Set exercise
Find the lines with "Path" in them and copy them out.

## BEGIN

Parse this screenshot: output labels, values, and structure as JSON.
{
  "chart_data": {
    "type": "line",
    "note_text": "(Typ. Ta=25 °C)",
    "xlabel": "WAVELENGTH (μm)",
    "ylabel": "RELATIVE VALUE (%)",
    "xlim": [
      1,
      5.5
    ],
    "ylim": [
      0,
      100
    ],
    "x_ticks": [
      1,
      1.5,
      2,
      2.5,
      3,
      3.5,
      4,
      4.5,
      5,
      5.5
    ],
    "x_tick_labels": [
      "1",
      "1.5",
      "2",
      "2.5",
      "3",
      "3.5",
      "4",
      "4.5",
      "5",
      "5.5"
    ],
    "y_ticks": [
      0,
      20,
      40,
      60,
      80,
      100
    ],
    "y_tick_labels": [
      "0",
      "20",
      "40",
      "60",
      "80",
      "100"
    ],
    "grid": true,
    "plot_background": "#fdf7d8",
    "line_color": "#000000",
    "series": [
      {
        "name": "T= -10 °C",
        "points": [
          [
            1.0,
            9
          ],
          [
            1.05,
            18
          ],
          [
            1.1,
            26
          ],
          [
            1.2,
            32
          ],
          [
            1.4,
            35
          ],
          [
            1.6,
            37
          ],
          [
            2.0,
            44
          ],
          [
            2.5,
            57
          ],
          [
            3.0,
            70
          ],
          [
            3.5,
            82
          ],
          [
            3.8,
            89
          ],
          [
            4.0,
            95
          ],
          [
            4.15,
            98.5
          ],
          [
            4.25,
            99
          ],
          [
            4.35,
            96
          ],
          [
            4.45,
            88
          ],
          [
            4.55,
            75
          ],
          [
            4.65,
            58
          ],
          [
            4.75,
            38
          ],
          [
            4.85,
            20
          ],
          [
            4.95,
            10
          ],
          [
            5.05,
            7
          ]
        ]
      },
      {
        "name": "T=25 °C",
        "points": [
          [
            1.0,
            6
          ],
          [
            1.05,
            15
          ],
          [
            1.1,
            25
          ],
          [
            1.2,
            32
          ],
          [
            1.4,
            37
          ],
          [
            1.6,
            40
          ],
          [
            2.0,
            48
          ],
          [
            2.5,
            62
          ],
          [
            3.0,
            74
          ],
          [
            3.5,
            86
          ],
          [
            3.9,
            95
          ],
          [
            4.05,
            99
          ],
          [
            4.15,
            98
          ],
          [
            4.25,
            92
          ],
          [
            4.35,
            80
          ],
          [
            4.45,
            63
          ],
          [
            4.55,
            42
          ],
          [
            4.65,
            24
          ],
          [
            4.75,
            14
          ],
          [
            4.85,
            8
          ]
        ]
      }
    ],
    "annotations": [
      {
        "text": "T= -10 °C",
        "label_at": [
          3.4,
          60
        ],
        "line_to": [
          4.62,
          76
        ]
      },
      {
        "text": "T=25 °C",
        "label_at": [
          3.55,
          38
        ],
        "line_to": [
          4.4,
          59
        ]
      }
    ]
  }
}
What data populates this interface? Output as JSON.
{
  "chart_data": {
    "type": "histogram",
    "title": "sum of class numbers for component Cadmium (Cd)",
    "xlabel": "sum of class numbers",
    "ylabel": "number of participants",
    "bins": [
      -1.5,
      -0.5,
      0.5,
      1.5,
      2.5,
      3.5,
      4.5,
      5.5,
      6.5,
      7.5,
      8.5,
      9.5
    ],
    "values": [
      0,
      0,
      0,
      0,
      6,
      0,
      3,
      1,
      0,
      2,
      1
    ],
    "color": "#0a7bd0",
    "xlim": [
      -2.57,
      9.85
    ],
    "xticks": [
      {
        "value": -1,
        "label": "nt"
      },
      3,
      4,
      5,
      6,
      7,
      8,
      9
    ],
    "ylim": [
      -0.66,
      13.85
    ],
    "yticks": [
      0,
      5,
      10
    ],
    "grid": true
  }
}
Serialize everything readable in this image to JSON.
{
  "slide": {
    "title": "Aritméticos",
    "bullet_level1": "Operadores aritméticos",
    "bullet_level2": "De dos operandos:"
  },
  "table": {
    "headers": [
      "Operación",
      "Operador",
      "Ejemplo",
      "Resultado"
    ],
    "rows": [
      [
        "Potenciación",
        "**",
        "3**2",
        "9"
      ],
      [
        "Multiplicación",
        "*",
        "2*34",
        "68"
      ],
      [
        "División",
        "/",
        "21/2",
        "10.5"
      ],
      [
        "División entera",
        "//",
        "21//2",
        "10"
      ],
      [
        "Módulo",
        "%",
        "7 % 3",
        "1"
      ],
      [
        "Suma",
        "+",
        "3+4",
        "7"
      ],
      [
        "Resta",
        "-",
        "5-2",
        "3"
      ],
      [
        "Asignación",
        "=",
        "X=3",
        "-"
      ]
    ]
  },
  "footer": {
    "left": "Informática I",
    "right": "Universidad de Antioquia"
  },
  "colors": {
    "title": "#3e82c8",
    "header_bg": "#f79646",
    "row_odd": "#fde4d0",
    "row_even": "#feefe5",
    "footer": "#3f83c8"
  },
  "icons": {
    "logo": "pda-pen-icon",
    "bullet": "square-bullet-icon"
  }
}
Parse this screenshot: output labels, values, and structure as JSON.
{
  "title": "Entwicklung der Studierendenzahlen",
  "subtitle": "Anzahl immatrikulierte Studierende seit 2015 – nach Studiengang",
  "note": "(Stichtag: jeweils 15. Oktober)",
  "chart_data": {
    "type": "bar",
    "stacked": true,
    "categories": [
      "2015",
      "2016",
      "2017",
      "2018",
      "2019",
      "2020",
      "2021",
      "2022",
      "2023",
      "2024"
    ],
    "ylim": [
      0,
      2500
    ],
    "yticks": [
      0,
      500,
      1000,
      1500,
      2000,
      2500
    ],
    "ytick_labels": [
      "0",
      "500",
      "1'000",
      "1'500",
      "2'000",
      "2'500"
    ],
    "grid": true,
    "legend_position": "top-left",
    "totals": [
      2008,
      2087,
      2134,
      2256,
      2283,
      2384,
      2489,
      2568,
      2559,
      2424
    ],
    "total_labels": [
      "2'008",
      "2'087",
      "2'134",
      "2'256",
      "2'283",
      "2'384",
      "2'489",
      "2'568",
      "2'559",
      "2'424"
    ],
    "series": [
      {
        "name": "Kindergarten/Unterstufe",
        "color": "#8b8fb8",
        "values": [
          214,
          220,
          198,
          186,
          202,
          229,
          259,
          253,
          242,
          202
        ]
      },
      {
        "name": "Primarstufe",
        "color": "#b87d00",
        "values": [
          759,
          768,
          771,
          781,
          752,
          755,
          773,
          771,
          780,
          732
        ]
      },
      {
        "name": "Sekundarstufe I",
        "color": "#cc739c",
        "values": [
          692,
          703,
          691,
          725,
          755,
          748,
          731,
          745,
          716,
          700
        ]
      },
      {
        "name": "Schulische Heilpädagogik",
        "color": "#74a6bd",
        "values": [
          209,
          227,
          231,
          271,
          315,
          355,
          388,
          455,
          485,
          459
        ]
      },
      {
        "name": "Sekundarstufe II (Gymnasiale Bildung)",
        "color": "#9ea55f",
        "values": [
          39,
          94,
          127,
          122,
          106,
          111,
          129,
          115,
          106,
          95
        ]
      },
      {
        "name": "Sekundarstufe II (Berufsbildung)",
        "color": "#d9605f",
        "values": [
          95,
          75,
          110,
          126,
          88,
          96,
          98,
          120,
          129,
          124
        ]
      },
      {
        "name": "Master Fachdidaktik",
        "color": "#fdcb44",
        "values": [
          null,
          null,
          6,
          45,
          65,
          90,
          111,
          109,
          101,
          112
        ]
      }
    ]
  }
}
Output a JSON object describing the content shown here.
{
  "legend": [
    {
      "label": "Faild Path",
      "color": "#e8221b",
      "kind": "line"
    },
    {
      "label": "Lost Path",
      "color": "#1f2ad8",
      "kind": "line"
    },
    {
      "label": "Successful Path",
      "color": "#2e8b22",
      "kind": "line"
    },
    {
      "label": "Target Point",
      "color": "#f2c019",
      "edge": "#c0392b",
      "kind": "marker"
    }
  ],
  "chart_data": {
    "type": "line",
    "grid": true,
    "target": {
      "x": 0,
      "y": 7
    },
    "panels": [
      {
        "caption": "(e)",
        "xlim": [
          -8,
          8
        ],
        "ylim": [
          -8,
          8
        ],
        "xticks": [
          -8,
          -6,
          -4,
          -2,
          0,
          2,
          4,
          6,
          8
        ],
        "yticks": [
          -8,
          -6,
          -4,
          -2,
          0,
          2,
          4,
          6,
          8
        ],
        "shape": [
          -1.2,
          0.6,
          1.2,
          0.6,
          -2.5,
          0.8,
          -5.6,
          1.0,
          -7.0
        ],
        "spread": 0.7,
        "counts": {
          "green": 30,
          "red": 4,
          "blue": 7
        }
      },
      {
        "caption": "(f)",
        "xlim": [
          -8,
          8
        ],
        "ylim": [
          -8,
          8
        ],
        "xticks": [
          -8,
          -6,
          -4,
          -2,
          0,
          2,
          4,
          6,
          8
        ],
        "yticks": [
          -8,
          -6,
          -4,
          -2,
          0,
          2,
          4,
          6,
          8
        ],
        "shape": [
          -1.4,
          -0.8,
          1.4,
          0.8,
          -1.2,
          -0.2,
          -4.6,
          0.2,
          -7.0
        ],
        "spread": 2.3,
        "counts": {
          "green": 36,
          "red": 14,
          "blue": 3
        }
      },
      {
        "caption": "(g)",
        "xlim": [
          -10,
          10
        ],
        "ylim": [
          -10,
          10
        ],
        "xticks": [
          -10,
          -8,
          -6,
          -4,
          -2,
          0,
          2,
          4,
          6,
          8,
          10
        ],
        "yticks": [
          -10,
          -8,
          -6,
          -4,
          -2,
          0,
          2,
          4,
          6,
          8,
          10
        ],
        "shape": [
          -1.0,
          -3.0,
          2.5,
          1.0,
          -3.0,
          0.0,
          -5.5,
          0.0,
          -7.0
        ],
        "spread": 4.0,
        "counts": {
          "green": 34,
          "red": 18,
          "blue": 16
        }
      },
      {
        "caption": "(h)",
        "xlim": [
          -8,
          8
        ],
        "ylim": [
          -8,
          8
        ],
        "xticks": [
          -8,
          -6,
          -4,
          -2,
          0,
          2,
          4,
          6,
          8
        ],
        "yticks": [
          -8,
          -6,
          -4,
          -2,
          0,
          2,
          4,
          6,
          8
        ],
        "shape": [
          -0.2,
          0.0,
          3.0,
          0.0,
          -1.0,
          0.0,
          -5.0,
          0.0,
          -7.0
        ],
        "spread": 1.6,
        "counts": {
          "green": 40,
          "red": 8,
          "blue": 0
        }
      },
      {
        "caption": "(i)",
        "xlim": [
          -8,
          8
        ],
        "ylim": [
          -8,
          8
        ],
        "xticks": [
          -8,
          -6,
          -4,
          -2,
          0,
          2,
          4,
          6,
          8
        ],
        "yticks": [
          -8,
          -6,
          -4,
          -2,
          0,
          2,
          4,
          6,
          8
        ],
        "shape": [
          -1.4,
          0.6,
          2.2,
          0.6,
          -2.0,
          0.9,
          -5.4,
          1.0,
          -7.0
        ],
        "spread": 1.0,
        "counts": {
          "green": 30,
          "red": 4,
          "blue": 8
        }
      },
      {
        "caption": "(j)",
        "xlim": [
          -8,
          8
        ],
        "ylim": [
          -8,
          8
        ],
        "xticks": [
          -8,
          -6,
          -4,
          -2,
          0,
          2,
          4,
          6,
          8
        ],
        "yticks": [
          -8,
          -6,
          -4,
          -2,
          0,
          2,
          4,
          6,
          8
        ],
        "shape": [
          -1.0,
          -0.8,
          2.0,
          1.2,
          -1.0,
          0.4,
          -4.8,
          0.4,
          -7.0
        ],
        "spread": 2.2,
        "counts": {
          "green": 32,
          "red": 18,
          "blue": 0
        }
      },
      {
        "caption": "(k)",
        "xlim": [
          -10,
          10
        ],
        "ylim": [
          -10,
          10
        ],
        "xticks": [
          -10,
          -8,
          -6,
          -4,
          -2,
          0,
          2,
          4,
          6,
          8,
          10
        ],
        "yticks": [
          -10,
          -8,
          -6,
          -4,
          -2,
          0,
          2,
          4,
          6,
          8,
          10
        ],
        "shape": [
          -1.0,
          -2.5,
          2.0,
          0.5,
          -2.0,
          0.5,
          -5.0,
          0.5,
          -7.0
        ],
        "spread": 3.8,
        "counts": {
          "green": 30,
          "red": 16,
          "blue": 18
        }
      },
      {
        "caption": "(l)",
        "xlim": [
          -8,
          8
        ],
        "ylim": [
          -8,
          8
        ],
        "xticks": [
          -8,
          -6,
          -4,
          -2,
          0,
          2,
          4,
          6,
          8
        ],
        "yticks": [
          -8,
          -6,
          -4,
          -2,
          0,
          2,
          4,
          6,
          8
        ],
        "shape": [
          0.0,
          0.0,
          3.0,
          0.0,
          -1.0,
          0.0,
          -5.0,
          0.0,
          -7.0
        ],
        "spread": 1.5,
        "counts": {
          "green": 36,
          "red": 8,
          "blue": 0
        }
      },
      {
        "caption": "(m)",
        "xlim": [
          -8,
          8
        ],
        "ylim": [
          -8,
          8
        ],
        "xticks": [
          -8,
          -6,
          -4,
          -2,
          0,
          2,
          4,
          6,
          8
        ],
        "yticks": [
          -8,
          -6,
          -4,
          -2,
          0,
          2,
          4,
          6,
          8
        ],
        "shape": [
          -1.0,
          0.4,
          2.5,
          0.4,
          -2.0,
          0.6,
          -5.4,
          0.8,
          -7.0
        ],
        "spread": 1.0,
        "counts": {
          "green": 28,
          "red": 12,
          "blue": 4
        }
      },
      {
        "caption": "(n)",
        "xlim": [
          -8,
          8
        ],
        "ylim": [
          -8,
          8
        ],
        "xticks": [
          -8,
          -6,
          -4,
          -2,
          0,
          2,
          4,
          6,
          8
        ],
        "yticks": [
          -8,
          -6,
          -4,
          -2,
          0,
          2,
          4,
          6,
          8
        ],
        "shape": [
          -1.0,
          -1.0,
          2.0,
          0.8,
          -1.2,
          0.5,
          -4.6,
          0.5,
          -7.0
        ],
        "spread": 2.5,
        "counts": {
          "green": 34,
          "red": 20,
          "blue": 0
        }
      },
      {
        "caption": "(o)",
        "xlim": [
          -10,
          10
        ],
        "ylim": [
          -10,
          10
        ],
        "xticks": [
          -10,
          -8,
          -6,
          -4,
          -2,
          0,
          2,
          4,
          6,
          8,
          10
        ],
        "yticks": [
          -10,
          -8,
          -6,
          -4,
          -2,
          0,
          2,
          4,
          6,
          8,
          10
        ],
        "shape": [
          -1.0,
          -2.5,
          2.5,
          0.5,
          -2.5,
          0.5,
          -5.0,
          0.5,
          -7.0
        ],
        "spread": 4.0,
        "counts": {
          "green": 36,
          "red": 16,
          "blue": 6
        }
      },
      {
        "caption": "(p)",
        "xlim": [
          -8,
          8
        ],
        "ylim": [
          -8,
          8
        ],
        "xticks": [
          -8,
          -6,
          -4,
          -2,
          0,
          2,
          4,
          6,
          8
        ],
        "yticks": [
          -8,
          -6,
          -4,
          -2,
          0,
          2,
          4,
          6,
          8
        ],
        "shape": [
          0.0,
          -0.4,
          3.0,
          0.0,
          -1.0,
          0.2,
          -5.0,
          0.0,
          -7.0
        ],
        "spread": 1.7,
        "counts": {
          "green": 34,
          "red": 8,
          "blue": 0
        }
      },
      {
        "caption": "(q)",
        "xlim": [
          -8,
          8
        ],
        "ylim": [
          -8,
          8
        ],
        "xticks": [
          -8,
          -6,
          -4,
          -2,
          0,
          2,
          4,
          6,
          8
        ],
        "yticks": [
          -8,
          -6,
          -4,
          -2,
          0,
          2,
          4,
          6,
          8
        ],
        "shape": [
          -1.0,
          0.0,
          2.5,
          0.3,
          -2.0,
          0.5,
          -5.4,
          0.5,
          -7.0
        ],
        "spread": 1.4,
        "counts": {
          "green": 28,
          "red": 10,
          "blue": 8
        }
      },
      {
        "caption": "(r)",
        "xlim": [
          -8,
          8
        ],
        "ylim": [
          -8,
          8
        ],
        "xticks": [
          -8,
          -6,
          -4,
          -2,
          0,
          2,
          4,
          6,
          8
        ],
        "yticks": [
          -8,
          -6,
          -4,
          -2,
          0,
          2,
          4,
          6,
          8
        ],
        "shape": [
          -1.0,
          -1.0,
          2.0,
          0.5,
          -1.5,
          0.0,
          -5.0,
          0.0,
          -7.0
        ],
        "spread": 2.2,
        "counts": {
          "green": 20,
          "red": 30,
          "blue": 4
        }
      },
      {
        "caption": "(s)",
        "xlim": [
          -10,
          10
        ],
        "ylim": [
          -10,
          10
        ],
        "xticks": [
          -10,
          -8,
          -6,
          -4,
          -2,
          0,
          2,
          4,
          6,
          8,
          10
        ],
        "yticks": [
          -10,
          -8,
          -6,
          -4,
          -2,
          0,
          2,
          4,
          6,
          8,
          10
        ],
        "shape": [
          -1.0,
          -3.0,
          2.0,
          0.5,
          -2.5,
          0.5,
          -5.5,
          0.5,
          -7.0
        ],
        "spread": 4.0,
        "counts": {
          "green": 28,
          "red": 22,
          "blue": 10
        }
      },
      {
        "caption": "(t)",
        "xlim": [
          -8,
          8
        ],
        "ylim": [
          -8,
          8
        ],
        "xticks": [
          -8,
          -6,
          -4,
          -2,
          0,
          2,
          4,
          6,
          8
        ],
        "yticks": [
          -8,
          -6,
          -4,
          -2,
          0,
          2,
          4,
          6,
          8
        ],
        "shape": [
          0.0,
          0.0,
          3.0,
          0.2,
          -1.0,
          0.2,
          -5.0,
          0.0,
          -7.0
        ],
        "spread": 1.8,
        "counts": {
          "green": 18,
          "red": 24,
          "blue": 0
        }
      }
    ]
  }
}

## END

Result for this exercise
      "label": "Faild Path",
      "label": "Lost Path",
      "label": "Successful Path",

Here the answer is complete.